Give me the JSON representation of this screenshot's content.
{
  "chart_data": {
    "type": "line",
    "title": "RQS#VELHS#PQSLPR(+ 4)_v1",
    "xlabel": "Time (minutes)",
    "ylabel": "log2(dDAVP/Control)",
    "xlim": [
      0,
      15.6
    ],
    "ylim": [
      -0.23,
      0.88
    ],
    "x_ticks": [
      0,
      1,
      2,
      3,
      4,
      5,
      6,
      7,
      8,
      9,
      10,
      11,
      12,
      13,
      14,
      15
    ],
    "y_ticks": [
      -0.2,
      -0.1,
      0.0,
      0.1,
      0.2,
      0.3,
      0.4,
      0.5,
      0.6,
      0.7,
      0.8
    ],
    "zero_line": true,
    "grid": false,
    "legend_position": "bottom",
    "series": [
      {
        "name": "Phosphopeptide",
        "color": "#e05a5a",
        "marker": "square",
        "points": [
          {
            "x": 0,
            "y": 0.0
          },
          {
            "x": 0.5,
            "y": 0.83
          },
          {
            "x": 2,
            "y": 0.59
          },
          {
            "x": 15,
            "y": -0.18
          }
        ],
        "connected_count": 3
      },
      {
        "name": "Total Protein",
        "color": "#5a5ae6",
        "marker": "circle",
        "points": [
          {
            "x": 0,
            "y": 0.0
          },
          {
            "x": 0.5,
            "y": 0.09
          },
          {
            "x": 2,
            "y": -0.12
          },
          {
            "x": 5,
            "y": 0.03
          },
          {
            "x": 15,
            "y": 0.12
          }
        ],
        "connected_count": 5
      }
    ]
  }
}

# PROBLEM
Please show every line of the material that contains the string "name".

# RESPONSE TO THE TASK
        "name": "Phosphopeptide",
        "name": "Total Protein",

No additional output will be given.